**Stored entries:**
▼▼▼
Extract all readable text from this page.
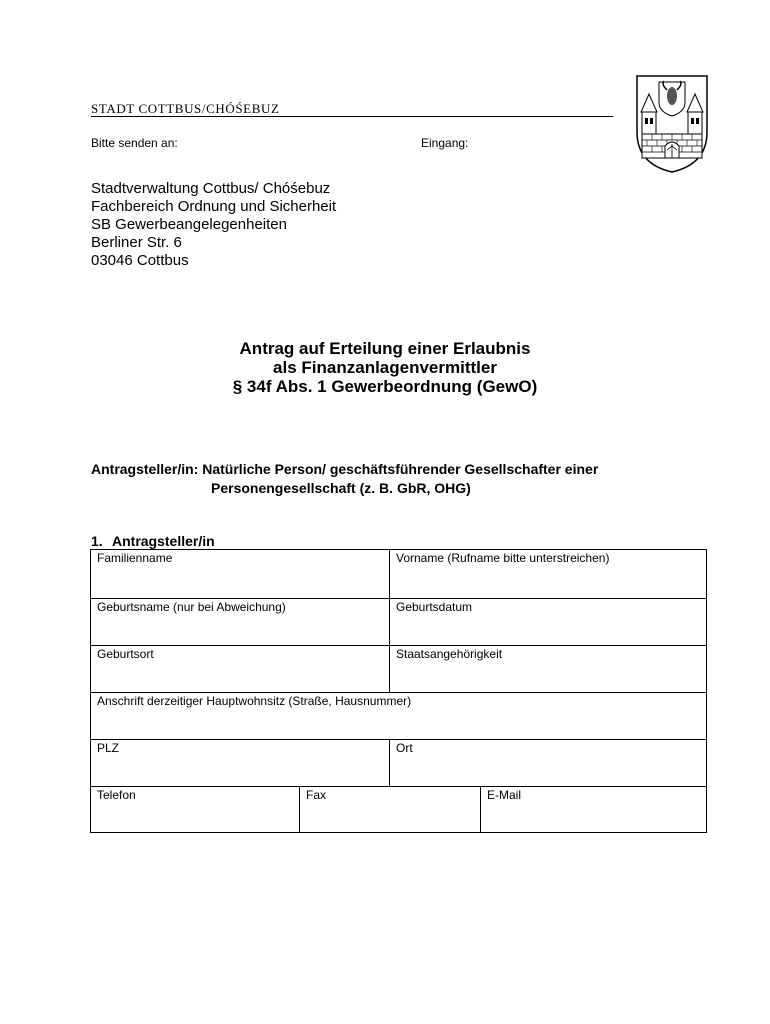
STADT COTTBUS/CHÓŚEBUZ
Bitte senden an:	Eingang:
Stadtverwaltung Cottbus/ Chóśebuz
Fachbereich Ordnung und Sicherheit
SB Gewerbeangelegenheiten
Berliner Str. 6
03046 Cottbus
Antrag auf Erteilung einer Erlaubnis
als Finanzanlagenvermittler
§ 34f Abs. 1 Gewerbeordnung (GewO)
Antragsteller/in: Natürliche Person/ geschäftsführender Gesellschafter einer
Personengesellschaft (z. B. GbR, OHG)
1. Antragsteller/in
Familienname	Vorname (Rufname bitte unterstreichen)
Geburtsname (nur bei Abweichung)	Geburtsdatum
Geburtsort	Staatsangehörigkeit
Anschrift derzeitiger Hauptwohnsitz (Straße, Hausnummer)
PLZ	Ort
Telefon	Fax	E-Mail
▲▲▲
**GIVEN TASK:**
Do not copy the pictures, but repeat every line exactly.

**EXERCISE ANSWER:**
Extract all readable text from this page.
STADT COTTBUS/CHÓŚEBUZ
Bitte senden an:	Eingang:
Stadtverwaltung Cottbus/ Chóśebuz
Fachbereich Ordnung und Sicherheit
SB Gewerbeangelegenheiten
Berliner Str. 6
03046 Cottbus
Antrag auf Erteilung einer Erlaubnis
als Finanzanlagenvermittler
§ 34f Abs. 1 Gewerbeordnung (GewO)
Antragsteller/in: Natürliche Person/ geschäftsführender Gesellschafter einer
Personengesellschaft (z. B. GbR, OHG)
1. Antragsteller/in
Familienname	Vorname (Rufname bitte unterstreichen)
Geburtsname (nur bei Abweichung)	Geburtsdatum
Geburtsort	Staatsangehörigkeit
Anschrift derzeitiger Hauptwohnsitz (Straße, Hausnummer)
PLZ	Ort
Telefon	Fax	E-Mail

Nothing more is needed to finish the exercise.